Dataset entries
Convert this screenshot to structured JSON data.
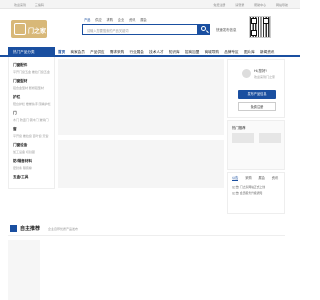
{
  "topbar": {
    "left": [
      "欢迎来到",
      "三编码"
    ],
    "right": [
      "免费注册",
      "请登录",
      "帮助中心",
      "网站导航"
    ]
  },
  "logo": {
    "text": "门之家"
  },
  "search": {
    "tabs": [
      "产品",
      "供应",
      "求购",
      "企业",
      "资讯",
      "展会"
    ],
    "placeholder": "请输入您要搜索的产品关键词",
    "quick_publish": "快速发布信息"
  },
  "nav": {
    "category_header": "热门产品分类",
    "items": [
      "首页",
      "商家会员",
      "产品供应",
      "需求采购",
      "行业展会",
      "技术人才",
      "知识库",
      "招商加盟",
      "商城导购",
      "品牌专区",
      "图片库",
      "新闻资讯"
    ]
  },
  "sidebar": [
    {
      "title": "门窗配件",
      "sub": "平开门窗五金  推拉门窗五金"
    },
    {
      "title": "门窗型材",
      "sub": "铝合金型材  断桥铝型材"
    },
    {
      "title": "护栏",
      "sub": "阳台护栏  楼梯扶手  围墙护栏"
    },
    {
      "title": "门",
      "sub": "木门  防盗门  钢木门  玻璃门"
    },
    {
      "title": "窗",
      "sub": "平开窗  推拉窗  百叶窗  天窗"
    },
    {
      "title": "门窗设备",
      "sub": "加工设备  切割锯"
    },
    {
      "title": "防/隔音材料",
      "sub": "密封条  隔音棉"
    },
    {
      "title": "五金/工具",
      "sub": ""
    }
  ],
  "login_box": {
    "greeting": "Hi,您好!",
    "welcome": "欢迎来到门之家",
    "publish_button": "发布产品信息",
    "register_button": "免费注册"
  },
  "news_panel": {
    "title": "热门推荐"
  },
  "tabs_panel": {
    "tabs": [
      "公告",
      "采购",
      "展会",
      "资讯"
    ],
    "lines": [
      "[公告] 门之家网站正式上线",
      "[公告] 会员服务升级通知"
    ]
  },
  "recommend": {
    "title": "自主推荐",
    "subtitle": "企业自荐优质产品发布"
  },
  "colors": {
    "brand": "#1a4fa0",
    "logo": "#d8b878"
  }
}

:: Problem details ::
Pictures don't belong in the copy. Restate all the entries exactly.

:: Finished exercise ::
Convert this screenshot to structured JSON data.
{
  "topbar": {
    "left": [
      "欢迎来到",
      "三编码"
    ],
    "right": [
      "免费注册",
      "请登录",
      "帮助中心",
      "网站导航"
    ]
  },
  "logo": {
    "text": "门之家"
  },
  "search": {
    "tabs": [
      "产品",
      "供应",
      "求购",
      "企业",
      "资讯",
      "展会"
    ],
    "placeholder": "请输入您要搜索的产品关键词",
    "quick_publish": "快速发布信息"
  },
  "nav": {
    "category_header": "热门产品分类",
    "items": [
      "首页",
      "商家会员",
      "产品供应",
      "需求采购",
      "行业展会",
      "技术人才",
      "知识库",
      "招商加盟",
      "商城导购",
      "品牌专区",
      "图片库",
      "新闻资讯"
    ]
  },
  "sidebar": [
    {
      "title": "门窗配件",
      "sub": "平开门窗五金  推拉门窗五金"
    },
    {
      "title": "门窗型材",
      "sub": "铝合金型材  断桥铝型材"
    },
    {
      "title": "护栏",
      "sub": "阳台护栏  楼梯扶手  围墙护栏"
    },
    {
      "title": "门",
      "sub": "木门  防盗门  钢木门  玻璃门"
    },
    {
      "title": "窗",
      "sub": "平开窗  推拉窗  百叶窗  天窗"
    },
    {
      "title": "门窗设备",
      "sub": "加工设备  切割锯"
    },
    {
      "title": "防/隔音材料",
      "sub": "密封条  隔音棉"
    },
    {
      "title": "五金/工具",
      "sub": ""
    }
  ],
  "login_box": {
    "greeting": "Hi,您好!",
    "welcome": "欢迎来到门之家",
    "publish_button": "发布产品信息",
    "register_button": "免费注册"
  },
  "news_panel": {
    "title": "热门推荐"
  },
  "tabs_panel": {
    "tabs": [
      "公告",
      "采购",
      "展会",
      "资讯"
    ],
    "lines": [
      "[公告] 门之家网站正式上线",
      "[公告] 会员服务升级通知"
    ]
  },
  "recommend": {
    "title": "自主推荐",
    "subtitle": "企业自荐优质产品发布"
  },
  "colors": {
    "brand": "#1a4fa0",
    "logo": "#d8b878"
  }
}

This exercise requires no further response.